▸ Short exercise:
Copy every record below exactly as written, but leave out the pictures.

— Start of Material provided —

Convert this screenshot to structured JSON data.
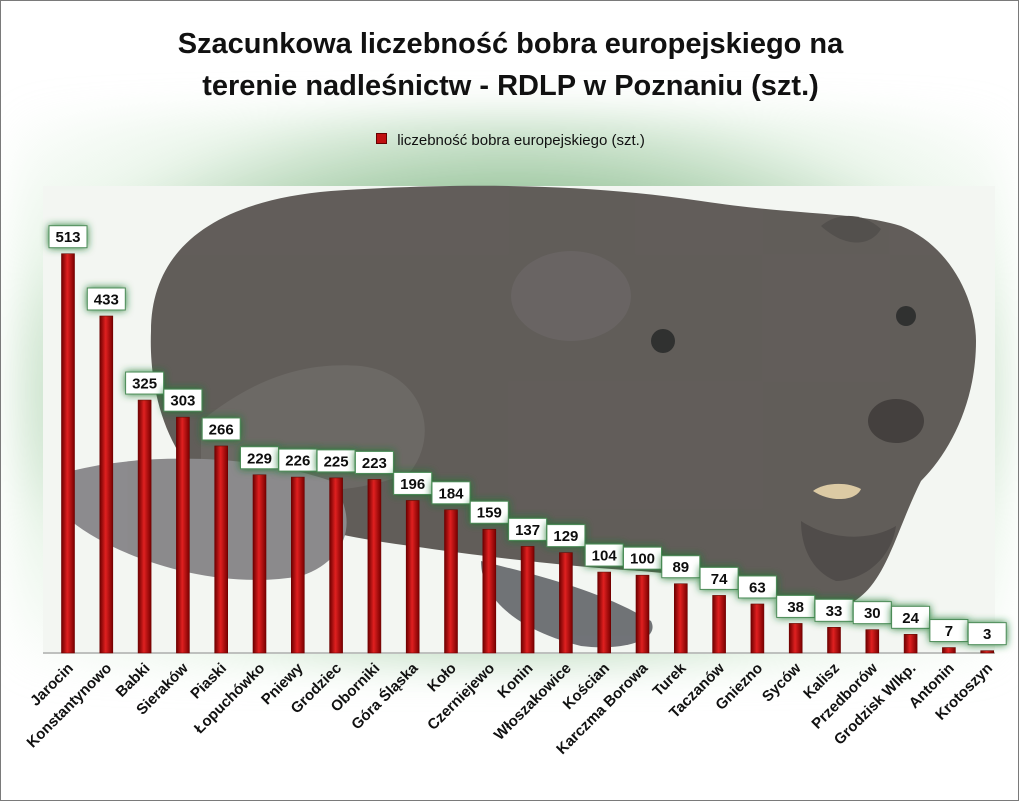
{
  "title_line1": "Szacunkowa liczebność bobra europejskiego na",
  "title_line2": "terenie nadleśnictw - RDLP w Poznaniu (szt.)",
  "legend_label": "liczebność bobra europejskiego (szt.)",
  "colors": {
    "bar": "#c00000",
    "bar_dark": "#6e0000",
    "label_bg": "#ffffff",
    "label_glow": "#1e7a30"
  },
  "chart_data": {
    "type": "bar",
    "title": "Szacunkowa liczebność bobra europejskiego na terenie nadleśnictw - RDLP w Poznaniu (szt.)",
    "xlabel": "",
    "ylabel": "",
    "ylim": [
      0,
      600
    ],
    "grid": false,
    "legend_placement": "top",
    "categories": [
      "Jarocin",
      "Konstantynowo",
      "Babki",
      "Sieraków",
      "Piaski",
      "Łopuchówko",
      "Pniewy",
      "Grodziec",
      "Oborniki",
      "Góra Śląska",
      "Koło",
      "Czerniejewo",
      "Konin",
      "Włoszakowice",
      "Kościan",
      "Karczma Borowa",
      "Turek",
      "Taczanów",
      "Gniezno",
      "Syców",
      "Kalisz",
      "Przedborów",
      "Grodzisk Wlkp.",
      "Antonin",
      "Krotoszyn"
    ],
    "series": [
      {
        "name": "liczebność bobra europejskiego (szt.)",
        "values": [
          513,
          433,
          325,
          303,
          266,
          229,
          226,
          225,
          223,
          196,
          184,
          159,
          137,
          129,
          104,
          100,
          89,
          74,
          63,
          38,
          33,
          30,
          24,
          7,
          3
        ]
      }
    ]
  }
}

— End of Material provided —

▸ Answer to the problem:
Convert this screenshot to structured JSON data.
{
  "title_line1": "Szacunkowa liczebność bobra europejskiego na",
  "title_line2": "terenie nadleśnictw - RDLP w Poznaniu (szt.)",
  "legend_label": "liczebność bobra europejskiego (szt.)",
  "colors": {
    "bar": "#c00000",
    "bar_dark": "#6e0000",
    "label_bg": "#ffffff",
    "label_glow": "#1e7a30"
  },
  "chart_data": {
    "type": "bar",
    "title": "Szacunkowa liczebność bobra europejskiego na terenie nadleśnictw - RDLP w Poznaniu (szt.)",
    "xlabel": "",
    "ylabel": "",
    "ylim": [
      0,
      600
    ],
    "grid": false,
    "legend_placement": "top",
    "categories": [
      "Jarocin",
      "Konstantynowo",
      "Babki",
      "Sieraków",
      "Piaski",
      "Łopuchówko",
      "Pniewy",
      "Grodziec",
      "Oborniki",
      "Góra Śląska",
      "Koło",
      "Czerniejewo",
      "Konin",
      "Włoszakowice",
      "Kościan",
      "Karczma Borowa",
      "Turek",
      "Taczanów",
      "Gniezno",
      "Syców",
      "Kalisz",
      "Przedborów",
      "Grodzisk Wlkp.",
      "Antonin",
      "Krotoszyn"
    ],
    "series": [
      {
        "name": "liczebność bobra europejskiego (szt.)",
        "values": [
          513,
          433,
          325,
          303,
          266,
          229,
          226,
          225,
          223,
          196,
          184,
          159,
          137,
          129,
          104,
          100,
          89,
          74,
          63,
          38,
          33,
          30,
          24,
          7,
          3
        ]
      }
    ]
  }
}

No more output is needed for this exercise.